- Exercise inputs
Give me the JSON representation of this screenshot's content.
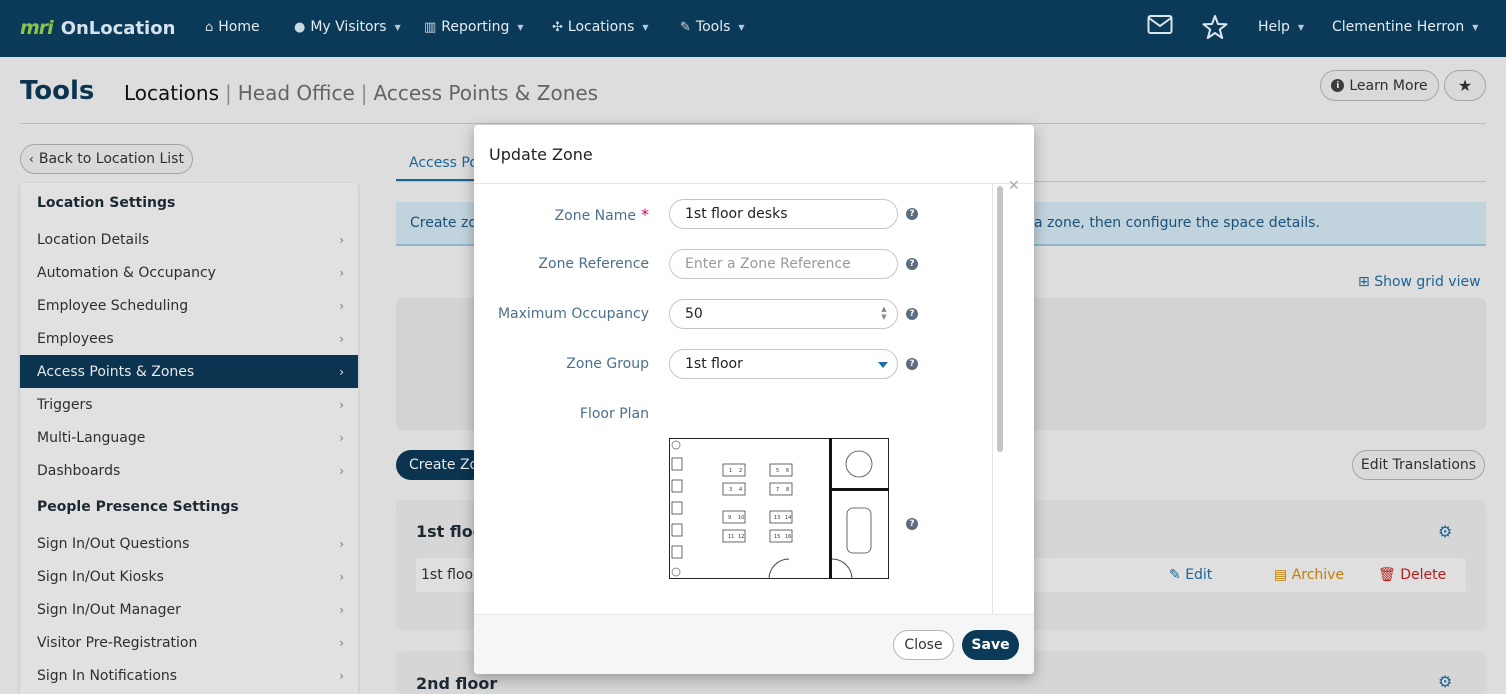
{
  "nav": {
    "logo_mark": "mri",
    "app_name": "OnLocation",
    "items": [
      {
        "label": "Home",
        "icon": "home-icon"
      },
      {
        "label": "My Visitors",
        "icon": "user-icon"
      },
      {
        "label": "Reporting",
        "icon": "bar-chart-icon"
      },
      {
        "label": "Locations",
        "icon": "network-icon"
      },
      {
        "label": "Tools",
        "icon": "wrench-icon"
      }
    ],
    "help_label": "Help",
    "user_name": "Clementine Herron"
  },
  "header": {
    "title": "Tools",
    "breadcrumb": [
      "Locations",
      "Head Office",
      "Access Points & Zones"
    ],
    "learn_more": "Learn More"
  },
  "back_button": "Back to Location List",
  "sidebar": {
    "section1": "Location Settings",
    "items1": [
      "Location Details",
      "Automation & Occupancy",
      "Employee Scheduling",
      "Employees",
      "Access Points & Zones",
      "Triggers",
      "Multi-Language",
      "Dashboards"
    ],
    "active_index": 4,
    "section2": "People Presence Settings",
    "items2": [
      "Sign In/Out Questions",
      "Sign In/Out Kiosks",
      "Sign In/Out Manager",
      "Visitor Pre-Registration",
      "Sign In Notifications"
    ]
  },
  "main": {
    "tab_label": "Access Po",
    "info_left": "Create zo",
    "info_right": "a zone, then configure the space details.",
    "grid_view": "Show grid view",
    "create_button": "Create Zo",
    "edit_translations": "Edit Translations",
    "zones": [
      {
        "title": "1st floo",
        "row": "1st floo"
      },
      {
        "title": "2nd floor"
      }
    ],
    "actions": {
      "edit": "Edit",
      "archive": "Archive",
      "delete": "Delete"
    }
  },
  "modal": {
    "title": "Update Zone",
    "fields": {
      "zone_name_label": "Zone Name",
      "zone_name_value": "1st floor desks",
      "zone_ref_label": "Zone Reference",
      "zone_ref_placeholder": "Enter a Zone Reference",
      "max_occ_label": "Maximum Occupancy",
      "max_occ_value": "50",
      "zone_group_label": "Zone Group",
      "zone_group_value": "1st floor",
      "floor_plan_label": "Floor Plan"
    },
    "close": "Close",
    "save": "Save"
  },
  "colors": {
    "nav_bg": "#0b3a58",
    "link": "#1e6fa6",
    "required": "#d6006f",
    "archive": "#d88a00",
    "delete": "#c42222"
  }
}
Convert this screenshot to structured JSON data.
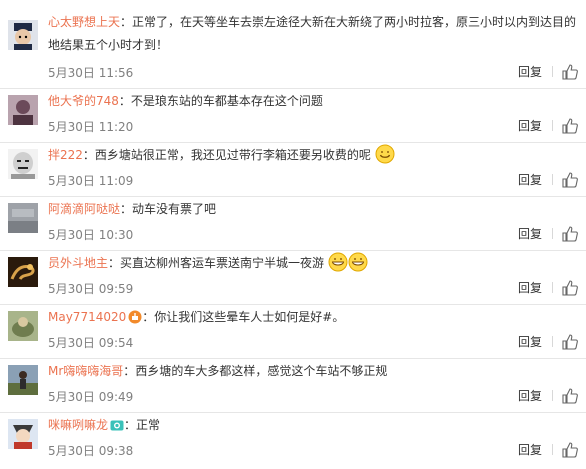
{
  "comments": [
    {
      "user": "心太野想上天",
      "sep": "：",
      "text": "正常了，在天等坐车去崇左途径大新在大新绕了两小时拉客，原三小时以内到达目的地结果五个小时才到！",
      "time": "5月30日 11:56",
      "reply": "回复",
      "avatar": "avatar-dark-hat",
      "color": "#1f2a44"
    },
    {
      "user": "他大爷的748",
      "sep": "：",
      "text": "不是琅东站的车都基本存在这个问题",
      "time": "5月30日 11:20",
      "reply": "回复",
      "avatar": "avatar-photo-purple",
      "color": "#6b4a5a"
    },
    {
      "user": "拌222",
      "sep": "：",
      "text": "西乡塘站很正常，我还见过带行李箱还要另收费的呢",
      "time": "5月30日 11:09",
      "reply": "回复",
      "avatar": "avatar-meme-face",
      "color": "#9a9a9a",
      "emoji": "smile-emoji"
    },
    {
      "user": "阿滴滴阿哒哒",
      "sep": "：",
      "text": "动车没有票了吧",
      "time": "5月30日 10:30",
      "reply": "回复",
      "avatar": "avatar-gray-photo",
      "color": "#7b7f85"
    },
    {
      "user": "员外斗地主",
      "sep": "：",
      "text": "买直达柳州客运车票送南宁半城一夜游",
      "time": "5月30日 09:59",
      "reply": "回复",
      "avatar": "avatar-gold-dragon",
      "color": "#7a4f1e",
      "emoji": "grin-emoji-double"
    },
    {
      "user": "May7714020",
      "sep": "：",
      "text": "你让我们这些晕车人士如何是好#。",
      "time": "5月30日 09:54",
      "reply": "回复",
      "avatar": "avatar-green-photo",
      "color": "#6f7d4f",
      "badge": "orange-badge-icon"
    },
    {
      "user": "Mr嗨嗨嗨海哥",
      "sep": "：",
      "text": "西乡塘的车大多都这样，感觉这个车站不够正规",
      "time": "5月30日 09:49",
      "reply": "回复",
      "avatar": "avatar-outdoor-person",
      "color": "#5e6e3e"
    },
    {
      "user": "咪嘛咧嘛龙",
      "sep": "：",
      "text": "正常",
      "time": "5月30日 09:38",
      "reply": "回复",
      "avatar": "avatar-anime",
      "color": "#c0392b",
      "badge": "camera-badge-icon"
    }
  ]
}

- Requirements
Each line of the data should be quoted exactly, with pictures left out.

- Full solution
Give me the JSON representation of this screenshot's content.
{
  "nav": {
    "logo_mark": "mri",
    "app_name": "OnLocation",
    "items": [
      {
        "label": "Home",
        "icon": "home-icon"
      },
      {
        "label": "My Visitors",
        "icon": "user-icon"
      },
      {
        "label": "Reporting",
        "icon": "bar-chart-icon"
      },
      {
        "label": "Locations",
        "icon": "network-icon"
      },
      {
        "label": "Tools",
        "icon": "wrench-icon"
      }
    ],
    "help_label": "Help",
    "user_name": "Clementine Herron"
  },
  "header": {
    "title": "Tools",
    "breadcrumb": [
      "Locations",
      "Head Office",
      "Access Points & Zones"
    ],
    "learn_more": "Learn More"
  },
  "back_button": "Back to Location List",
  "sidebar": {
    "section1": "Location Settings",
    "items1": [
      "Location Details",
      "Automation & Occupancy",
      "Employee Scheduling",
      "Employees",
      "Access Points & Zones",
      "Triggers",
      "Multi-Language",
      "Dashboards"
    ],
    "active_index": 4,
    "section2": "People Presence Settings",
    "items2": [
      "Sign In/Out Questions",
      "Sign In/Out Kiosks",
      "Sign In/Out Manager",
      "Visitor Pre-Registration",
      "Sign In Notifications"
    ]
  },
  "main": {
    "tab_label": "Access Po",
    "info_left": "Create zo",
    "info_right": "a zone, then configure the space details.",
    "grid_view": "Show grid view",
    "create_button": "Create Zo",
    "edit_translations": "Edit Translations",
    "zones": [
      {
        "title": "1st floo",
        "row": "1st floo"
      },
      {
        "title": "2nd floor"
      }
    ],
    "actions": {
      "edit": "Edit",
      "archive": "Archive",
      "delete": "Delete"
    }
  },
  "modal": {
    "title": "Update Zone",
    "fields": {
      "zone_name_label": "Zone Name",
      "zone_name_value": "1st floor desks",
      "zone_ref_label": "Zone Reference",
      "zone_ref_placeholder": "Enter a Zone Reference",
      "max_occ_label": "Maximum Occupancy",
      "max_occ_value": "50",
      "zone_group_label": "Zone Group",
      "zone_group_value": "1st floor",
      "floor_plan_label": "Floor Plan"
    },
    "close": "Close",
    "save": "Save"
  },
  "colors": {
    "nav_bg": "#0b3a58",
    "link": "#1e6fa6",
    "required": "#d6006f",
    "archive": "#d88a00",
    "delete": "#c42222"
  }
}
Convert this screenshot to structured JSON data.
{
  "comments": [
    {
      "user": "心太野想上天",
      "sep": "：",
      "text": "正常了，在天等坐车去崇左途径大新在大新绕了两小时拉客，原三小时以内到达目的地结果五个小时才到！",
      "time": "5月30日 11:56",
      "reply": "回复",
      "avatar": "avatar-dark-hat",
      "color": "#1f2a44"
    },
    {
      "user": "他大爷的748",
      "sep": "：",
      "text": "不是琅东站的车都基本存在这个问题",
      "time": "5月30日 11:20",
      "reply": "回复",
      "avatar": "avatar-photo-purple",
      "color": "#6b4a5a"
    },
    {
      "user": "拌222",
      "sep": "：",
      "text": "西乡塘站很正常，我还见过带行李箱还要另收费的呢",
      "time": "5月30日 11:09",
      "reply": "回复",
      "avatar": "avatar-meme-face",
      "color": "#9a9a9a",
      "emoji": "smile-emoji"
    },
    {
      "user": "阿滴滴阿哒哒",
      "sep": "：",
      "text": "动车没有票了吧",
      "time": "5月30日 10:30",
      "reply": "回复",
      "avatar": "avatar-gray-photo",
      "color": "#7b7f85"
    },
    {
      "user": "员外斗地主",
      "sep": "：",
      "text": "买直达柳州客运车票送南宁半城一夜游",
      "time": "5月30日 09:59",
      "reply": "回复",
      "avatar": "avatar-gold-dragon",
      "color": "#7a4f1e",
      "emoji": "grin-emoji-double"
    },
    {
      "user": "May7714020",
      "sep": "：",
      "text": "你让我们这些晕车人士如何是好#。",
      "time": "5月30日 09:54",
      "reply": "回复",
      "avatar": "avatar-green-photo",
      "color": "#6f7d4f",
      "badge": "orange-badge-icon"
    },
    {
      "user": "Mr嗨嗨嗨海哥",
      "sep": "：",
      "text": "西乡塘的车大多都这样，感觉这个车站不够正规",
      "time": "5月30日 09:49",
      "reply": "回复",
      "avatar": "avatar-outdoor-person",
      "color": "#5e6e3e"
    },
    {
      "user": "咪嘛咧嘛龙",
      "sep": "：",
      "text": "正常",
      "time": "5月30日 09:38",
      "reply": "回复",
      "avatar": "avatar-anime",
      "color": "#c0392b",
      "badge": "camera-badge-icon"
    }
  ]
}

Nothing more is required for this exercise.